We all used to be friends. And at the time [K.S.] just really dislikes her. And you can ask anybody in his sixth period class. Cause we used to eat lunch together. And he would always write on the board like, saying she's a slut or saying any type of thing.

         K.S. began urging A.T. to go with him to the school resource officer to report the video of S.K. Eventually, A.T. relented. K.S. testified he was worried about S.K. and wanted her to receive help. However, A.T. testified that the motives of K.S. were not so pure. A.T. testified that K.S. was bragging around school about S.K. going to jail if he were to report the text message to the school resource officer. She stated, "he has a strong hate towards her. And he kinda [sic] just pulled me along with him because he knew I would be on his side."

         A.T. and K.S. went to the school resource officer, Officer Eugene Caballero of the Charles County Sheriff's Office. At the meeting, A.T. and K.S. told Officer Caballero about the video. At that point, K.S. possessed the video as an email attachment. He displayed the email and video on Officer Caballero's computer. Officer Caballero then instructed K.S. to delete the video from his email account.

         After receiving a copy of the video from K.S., Officer Caballero met with S.K. at the Robert D. Stethem Educational Center in Charles County. S.K. was read her Miranda rights and agreed to speak with Officer Caballero. In his police report, Officer Caballero stated S.K. cried during their meeting and was upset that the video was going around the school.[3] S.K. was under the impression that Officer Caballero met with her to stop the video from further distribution to other students. At no point during this meeting did Officer Caballero inform S.K. that she was considered a suspect for criminal activity. S.K. provided Officer Caballero with a written statement admitting that she was in the video and had only sent it to her two friends.

         The police report was referred to the State's Attorney for Charles County who had discretion as to whether to file the criminal charges. After review, the State charged S.K., as a juvenile, with three counts as follows: Count 1: filming a minor engaging in sexual conduct in violation of CR § 11-207(a)(2); Count 2: distributing child pornography in violation of CR § 11-207(a)(4); and Count 3: displaying an obscene item to a minor in violation of CR § 11-203(b)(1)(ii).
***
Instructions:
1. Please decide whether each statement agrees with the court excerpt, answering yes or no and quoting the deciding words of the text: (a) Officer Caballero told S.K. that she was considered a suspect for criminal activity. (b) Officer Caballero instructed K.S. to delete the video from his email account. (c) The State charged S.K. with two counts.
2. Retype the stretch of the court excerpt from "We all used" through "type of thing.".
3. Turn the paragraph of the court excerpt beginning "A.T. and K.S. went to the school resource officer" into a short list that keeps its main facts.
***
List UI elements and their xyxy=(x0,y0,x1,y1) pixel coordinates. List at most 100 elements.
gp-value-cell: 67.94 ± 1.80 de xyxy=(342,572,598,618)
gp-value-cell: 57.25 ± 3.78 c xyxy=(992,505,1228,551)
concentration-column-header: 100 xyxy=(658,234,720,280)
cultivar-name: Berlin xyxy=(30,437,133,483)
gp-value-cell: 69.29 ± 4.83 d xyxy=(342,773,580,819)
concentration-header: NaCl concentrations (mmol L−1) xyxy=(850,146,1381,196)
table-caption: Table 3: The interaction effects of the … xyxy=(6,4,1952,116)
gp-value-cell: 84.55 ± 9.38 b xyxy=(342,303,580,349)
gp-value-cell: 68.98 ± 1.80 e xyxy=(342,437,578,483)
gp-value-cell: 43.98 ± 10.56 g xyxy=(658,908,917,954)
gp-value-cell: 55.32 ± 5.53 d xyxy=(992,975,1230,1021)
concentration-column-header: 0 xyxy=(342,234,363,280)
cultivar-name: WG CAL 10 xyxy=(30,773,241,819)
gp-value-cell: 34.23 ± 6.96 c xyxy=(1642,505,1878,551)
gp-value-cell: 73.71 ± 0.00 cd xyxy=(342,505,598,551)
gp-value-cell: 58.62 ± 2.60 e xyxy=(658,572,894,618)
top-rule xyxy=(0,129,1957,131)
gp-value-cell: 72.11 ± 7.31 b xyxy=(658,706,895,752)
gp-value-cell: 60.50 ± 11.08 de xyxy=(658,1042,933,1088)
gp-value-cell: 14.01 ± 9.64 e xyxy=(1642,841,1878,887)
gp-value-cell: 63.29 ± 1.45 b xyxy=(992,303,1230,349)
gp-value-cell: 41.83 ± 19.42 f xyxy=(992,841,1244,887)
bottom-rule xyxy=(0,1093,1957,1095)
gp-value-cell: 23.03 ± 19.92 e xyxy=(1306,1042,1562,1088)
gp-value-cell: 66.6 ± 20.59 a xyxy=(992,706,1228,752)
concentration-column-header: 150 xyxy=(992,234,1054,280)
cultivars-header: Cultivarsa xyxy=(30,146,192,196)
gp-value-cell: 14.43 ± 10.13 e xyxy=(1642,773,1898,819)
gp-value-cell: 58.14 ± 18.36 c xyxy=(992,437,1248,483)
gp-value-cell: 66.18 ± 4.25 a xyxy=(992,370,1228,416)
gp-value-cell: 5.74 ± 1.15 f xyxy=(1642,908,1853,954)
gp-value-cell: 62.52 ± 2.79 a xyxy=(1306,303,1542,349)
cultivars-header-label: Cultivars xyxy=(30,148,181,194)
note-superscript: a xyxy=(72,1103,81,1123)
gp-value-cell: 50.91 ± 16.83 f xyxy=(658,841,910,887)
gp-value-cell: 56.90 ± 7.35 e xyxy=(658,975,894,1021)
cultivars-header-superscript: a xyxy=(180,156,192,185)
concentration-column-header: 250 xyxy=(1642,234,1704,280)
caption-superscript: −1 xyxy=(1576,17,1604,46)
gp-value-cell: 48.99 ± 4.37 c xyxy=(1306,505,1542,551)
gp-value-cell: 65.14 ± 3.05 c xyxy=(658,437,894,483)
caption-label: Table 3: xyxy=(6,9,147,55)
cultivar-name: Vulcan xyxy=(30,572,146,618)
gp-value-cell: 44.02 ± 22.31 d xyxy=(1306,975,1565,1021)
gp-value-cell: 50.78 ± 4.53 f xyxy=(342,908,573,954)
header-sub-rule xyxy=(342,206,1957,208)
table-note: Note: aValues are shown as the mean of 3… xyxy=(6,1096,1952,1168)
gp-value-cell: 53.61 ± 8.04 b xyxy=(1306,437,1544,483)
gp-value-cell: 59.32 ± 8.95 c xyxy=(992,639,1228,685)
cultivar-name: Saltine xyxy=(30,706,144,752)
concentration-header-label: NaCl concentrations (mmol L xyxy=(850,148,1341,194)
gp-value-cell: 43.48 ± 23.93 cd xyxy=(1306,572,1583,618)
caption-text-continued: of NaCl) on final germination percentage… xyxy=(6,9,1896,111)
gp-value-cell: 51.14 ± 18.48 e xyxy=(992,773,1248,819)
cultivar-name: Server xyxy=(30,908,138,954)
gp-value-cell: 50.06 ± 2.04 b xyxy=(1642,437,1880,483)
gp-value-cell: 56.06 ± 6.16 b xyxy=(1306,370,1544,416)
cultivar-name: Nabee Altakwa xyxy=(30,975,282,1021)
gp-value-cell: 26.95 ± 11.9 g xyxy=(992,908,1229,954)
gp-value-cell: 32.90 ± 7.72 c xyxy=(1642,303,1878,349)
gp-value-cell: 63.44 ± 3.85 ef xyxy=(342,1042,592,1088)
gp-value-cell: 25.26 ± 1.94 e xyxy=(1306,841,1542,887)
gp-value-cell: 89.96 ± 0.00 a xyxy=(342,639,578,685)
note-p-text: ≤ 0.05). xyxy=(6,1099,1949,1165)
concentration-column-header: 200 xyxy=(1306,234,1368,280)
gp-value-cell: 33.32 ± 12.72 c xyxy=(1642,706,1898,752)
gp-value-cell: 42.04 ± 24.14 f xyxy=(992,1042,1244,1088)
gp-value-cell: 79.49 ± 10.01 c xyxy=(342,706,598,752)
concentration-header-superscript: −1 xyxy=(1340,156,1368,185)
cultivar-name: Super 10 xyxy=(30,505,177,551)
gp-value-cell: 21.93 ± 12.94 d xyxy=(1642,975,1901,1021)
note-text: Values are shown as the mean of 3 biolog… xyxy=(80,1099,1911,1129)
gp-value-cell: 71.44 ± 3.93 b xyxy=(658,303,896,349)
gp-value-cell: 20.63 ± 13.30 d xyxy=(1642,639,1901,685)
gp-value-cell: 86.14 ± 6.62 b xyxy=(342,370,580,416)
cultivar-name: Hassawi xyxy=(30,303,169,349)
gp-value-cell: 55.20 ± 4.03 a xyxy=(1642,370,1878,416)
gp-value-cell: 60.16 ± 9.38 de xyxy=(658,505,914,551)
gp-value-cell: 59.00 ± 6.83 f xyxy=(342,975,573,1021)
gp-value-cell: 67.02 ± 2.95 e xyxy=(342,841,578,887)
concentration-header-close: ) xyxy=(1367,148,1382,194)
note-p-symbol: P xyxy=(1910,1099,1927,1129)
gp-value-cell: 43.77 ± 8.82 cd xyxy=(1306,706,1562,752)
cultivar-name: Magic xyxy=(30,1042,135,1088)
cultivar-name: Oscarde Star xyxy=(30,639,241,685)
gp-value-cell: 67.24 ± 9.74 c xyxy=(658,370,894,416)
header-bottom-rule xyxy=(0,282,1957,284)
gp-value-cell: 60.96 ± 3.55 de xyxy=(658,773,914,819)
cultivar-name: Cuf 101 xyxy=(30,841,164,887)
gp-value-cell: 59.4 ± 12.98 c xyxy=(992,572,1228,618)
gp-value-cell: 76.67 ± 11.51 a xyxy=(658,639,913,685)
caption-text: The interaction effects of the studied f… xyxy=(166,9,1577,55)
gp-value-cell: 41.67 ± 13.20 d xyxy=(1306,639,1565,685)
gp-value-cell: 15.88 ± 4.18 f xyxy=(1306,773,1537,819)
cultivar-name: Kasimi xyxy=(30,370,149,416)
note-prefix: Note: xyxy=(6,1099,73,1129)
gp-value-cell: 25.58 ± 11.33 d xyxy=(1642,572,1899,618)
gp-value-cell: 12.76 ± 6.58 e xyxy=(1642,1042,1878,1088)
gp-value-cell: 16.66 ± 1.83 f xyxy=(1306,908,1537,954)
***
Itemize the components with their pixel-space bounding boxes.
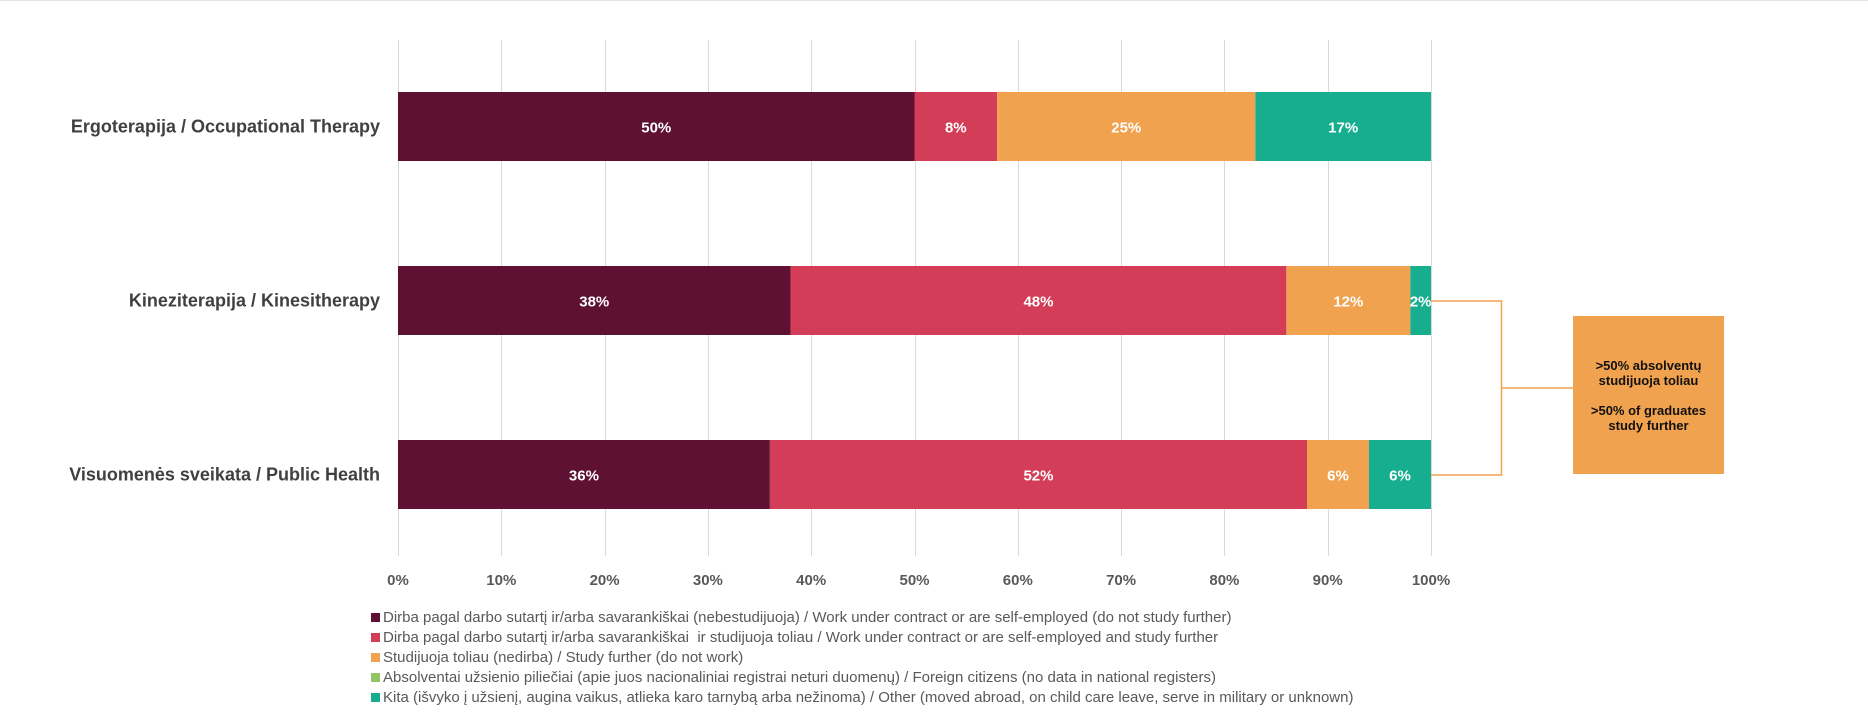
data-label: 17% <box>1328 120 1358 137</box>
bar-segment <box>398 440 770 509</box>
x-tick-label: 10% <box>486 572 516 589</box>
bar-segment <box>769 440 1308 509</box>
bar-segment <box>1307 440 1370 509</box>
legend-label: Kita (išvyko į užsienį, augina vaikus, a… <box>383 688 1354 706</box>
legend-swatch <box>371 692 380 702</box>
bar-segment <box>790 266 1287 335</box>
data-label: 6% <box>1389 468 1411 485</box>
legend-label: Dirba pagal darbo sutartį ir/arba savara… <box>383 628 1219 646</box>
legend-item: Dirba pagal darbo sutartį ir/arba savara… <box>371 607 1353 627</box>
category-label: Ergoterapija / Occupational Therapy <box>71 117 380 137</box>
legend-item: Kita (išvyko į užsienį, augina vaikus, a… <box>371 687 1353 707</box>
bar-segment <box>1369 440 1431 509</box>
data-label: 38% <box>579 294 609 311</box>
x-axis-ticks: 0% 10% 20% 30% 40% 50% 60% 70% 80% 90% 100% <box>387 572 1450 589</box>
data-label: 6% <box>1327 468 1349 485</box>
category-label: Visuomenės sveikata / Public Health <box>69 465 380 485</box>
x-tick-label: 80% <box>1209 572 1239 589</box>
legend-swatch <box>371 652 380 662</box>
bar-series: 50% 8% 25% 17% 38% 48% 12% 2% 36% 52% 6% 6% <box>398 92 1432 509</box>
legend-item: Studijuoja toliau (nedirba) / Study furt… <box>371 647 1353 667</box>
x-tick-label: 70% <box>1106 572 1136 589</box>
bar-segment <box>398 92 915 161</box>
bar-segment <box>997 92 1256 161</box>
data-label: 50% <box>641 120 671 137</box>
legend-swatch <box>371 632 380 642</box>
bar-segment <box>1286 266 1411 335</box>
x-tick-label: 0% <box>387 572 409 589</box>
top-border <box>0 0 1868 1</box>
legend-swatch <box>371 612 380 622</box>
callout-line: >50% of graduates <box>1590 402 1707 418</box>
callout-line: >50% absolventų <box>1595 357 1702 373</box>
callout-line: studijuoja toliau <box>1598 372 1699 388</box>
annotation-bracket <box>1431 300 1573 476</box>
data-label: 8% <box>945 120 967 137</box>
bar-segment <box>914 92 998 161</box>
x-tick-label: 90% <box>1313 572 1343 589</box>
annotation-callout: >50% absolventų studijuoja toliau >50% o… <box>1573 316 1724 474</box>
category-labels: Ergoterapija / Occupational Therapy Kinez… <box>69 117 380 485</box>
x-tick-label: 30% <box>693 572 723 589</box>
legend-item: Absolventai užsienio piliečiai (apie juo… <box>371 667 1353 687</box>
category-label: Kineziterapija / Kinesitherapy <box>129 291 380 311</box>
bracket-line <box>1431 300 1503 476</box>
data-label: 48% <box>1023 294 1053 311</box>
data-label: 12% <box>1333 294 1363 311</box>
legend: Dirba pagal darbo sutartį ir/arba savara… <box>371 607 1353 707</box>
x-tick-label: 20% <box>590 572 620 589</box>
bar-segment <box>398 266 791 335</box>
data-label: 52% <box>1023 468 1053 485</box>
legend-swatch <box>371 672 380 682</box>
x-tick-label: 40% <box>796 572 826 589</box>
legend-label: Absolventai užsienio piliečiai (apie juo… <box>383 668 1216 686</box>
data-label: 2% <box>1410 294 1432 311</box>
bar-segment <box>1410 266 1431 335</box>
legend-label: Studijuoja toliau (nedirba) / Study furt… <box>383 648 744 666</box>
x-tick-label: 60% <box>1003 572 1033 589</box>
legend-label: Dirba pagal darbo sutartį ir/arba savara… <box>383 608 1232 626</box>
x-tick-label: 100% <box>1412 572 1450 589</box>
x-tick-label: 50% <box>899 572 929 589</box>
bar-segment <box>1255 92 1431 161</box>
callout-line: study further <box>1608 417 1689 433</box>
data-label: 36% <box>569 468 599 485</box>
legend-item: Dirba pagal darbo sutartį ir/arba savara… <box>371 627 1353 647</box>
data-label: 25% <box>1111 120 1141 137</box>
***
Full answers:
1.
(a) No: "At no point during this meeting did Officer Caballero inform S.K. that she was considered a suspect for criminal activity."
(b) Yes: "Officer Caballero then instructed K.S. to delete the video from his email account."
(c) No: "the State charged S.K., as a juvenile, with three counts as follows"

2.
We all used to be friends. And at the time [K.S.] just really dislikes her. And you can ask anybody in his sixth period class. Cause we used to eat lunch together. And he would always write on the board like, saying she's a slut or saying any type of thing.

3.
- A.T. and K.S. went to the school resource officer, Officer Eugene Caballero of the Charles County Sheriff's Office.
- They told him about the video.
- K.S. had the video as an email attachment and displayed it on Officer Caballero's computer.
- Officer Caballero then instructed K.S. to delete the video from his email account.